**INFORMATION PROVIDED:**

########

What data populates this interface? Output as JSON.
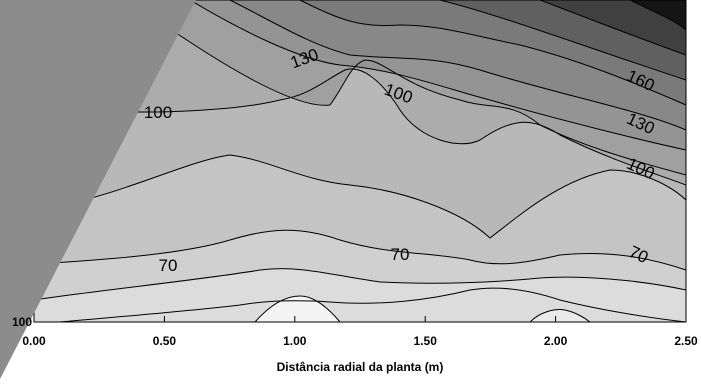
{
  "chart_data": {
    "type": "heatmap",
    "subtype": "filled-contour",
    "title": "",
    "xlabel": "Distância radial da planta (m)",
    "ylabel": "",
    "xlim": [
      0,
      2.5
    ],
    "x_ticks": [
      "0.00",
      "0.50",
      "1.00",
      "1.50",
      "2.00",
      "2.50"
    ],
    "y_tick_labels_visible": [
      "100"
    ],
    "grid": false,
    "contour_interval": 10,
    "colormap": {
      "low": "#f2f2f2",
      "high": "#0d0d0d"
    },
    "labeled_contours": [
      {
        "level": "130",
        "x": 1.03
      },
      {
        "level": "100",
        "x": 1.33
      },
      {
        "level": "160",
        "x": 2.36
      },
      {
        "level": "130",
        "x": 2.36
      },
      {
        "level": "100",
        "x": 2.36
      },
      {
        "level": "100",
        "x": 0.45
      },
      {
        "level": "70",
        "x": 0.5
      },
      {
        "level": "70",
        "x": 1.45
      },
      {
        "level": "70",
        "x": 2.36
      }
    ],
    "overlay": {
      "description": "gray triangular occlusion covering the upper-left corner",
      "color": "#8c8c8c"
    }
  }
}
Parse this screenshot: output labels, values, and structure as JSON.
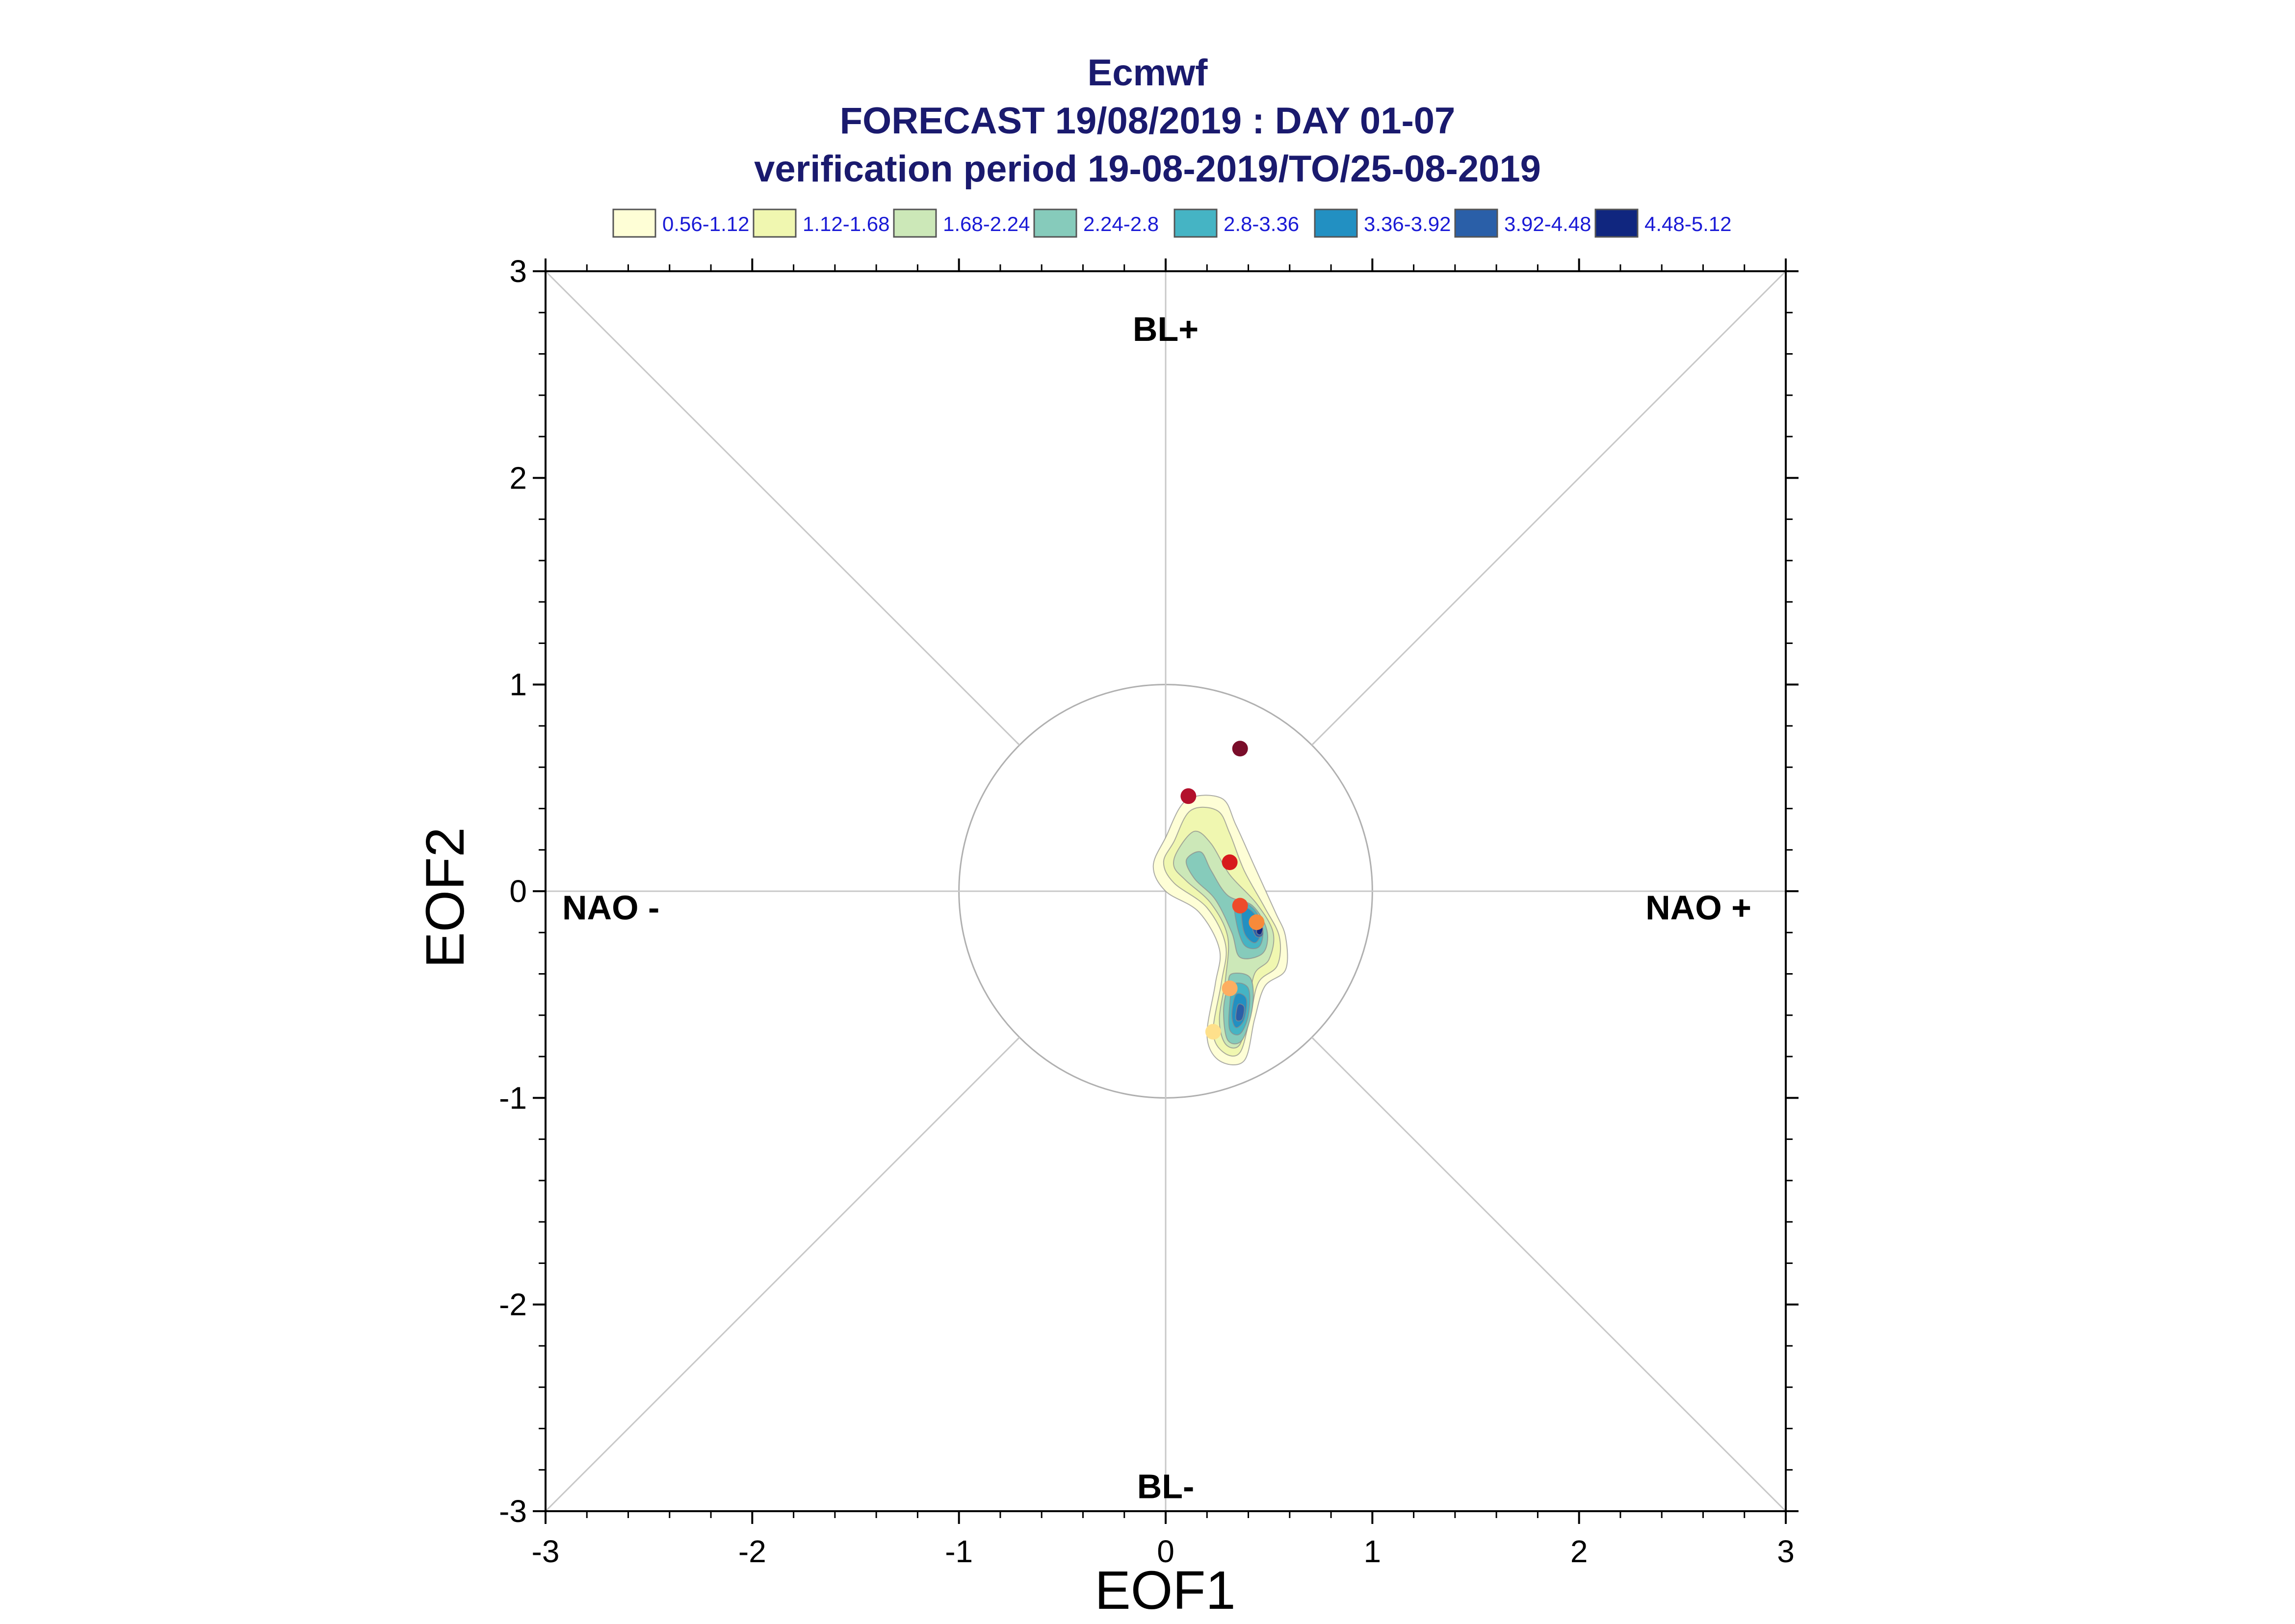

########

Copy out the data above exactly, except the pictures.

**WRITTEN REPLY:**
What data populates this interface? Output as JSON.
{
  "chart_data": {
    "type": "heatmap",
    "subtype": "filled-contour",
    "title": "",
    "xlabel": "Distância radial da planta (m)",
    "ylabel": "",
    "xlim": [
      0,
      2.5
    ],
    "x_ticks": [
      "0.00",
      "0.50",
      "1.00",
      "1.50",
      "2.00",
      "2.50"
    ],
    "y_tick_labels_visible": [
      "100"
    ],
    "grid": false,
    "contour_interval": 10,
    "colormap": {
      "low": "#f2f2f2",
      "high": "#0d0d0d"
    },
    "labeled_contours": [
      {
        "level": "130",
        "x": 1.03
      },
      {
        "level": "100",
        "x": 1.33
      },
      {
        "level": "160",
        "x": 2.36
      },
      {
        "level": "130",
        "x": 2.36
      },
      {
        "level": "100",
        "x": 2.36
      },
      {
        "level": "100",
        "x": 0.45
      },
      {
        "level": "70",
        "x": 0.5
      },
      {
        "level": "70",
        "x": 1.45
      },
      {
        "level": "70",
        "x": 2.36
      }
    ],
    "overlay": {
      "description": "gray triangular occlusion covering the upper-left corner",
      "color": "#8c8c8c"
    }
  }
}
Parse this screenshot: output labels, values, and structure as JSON.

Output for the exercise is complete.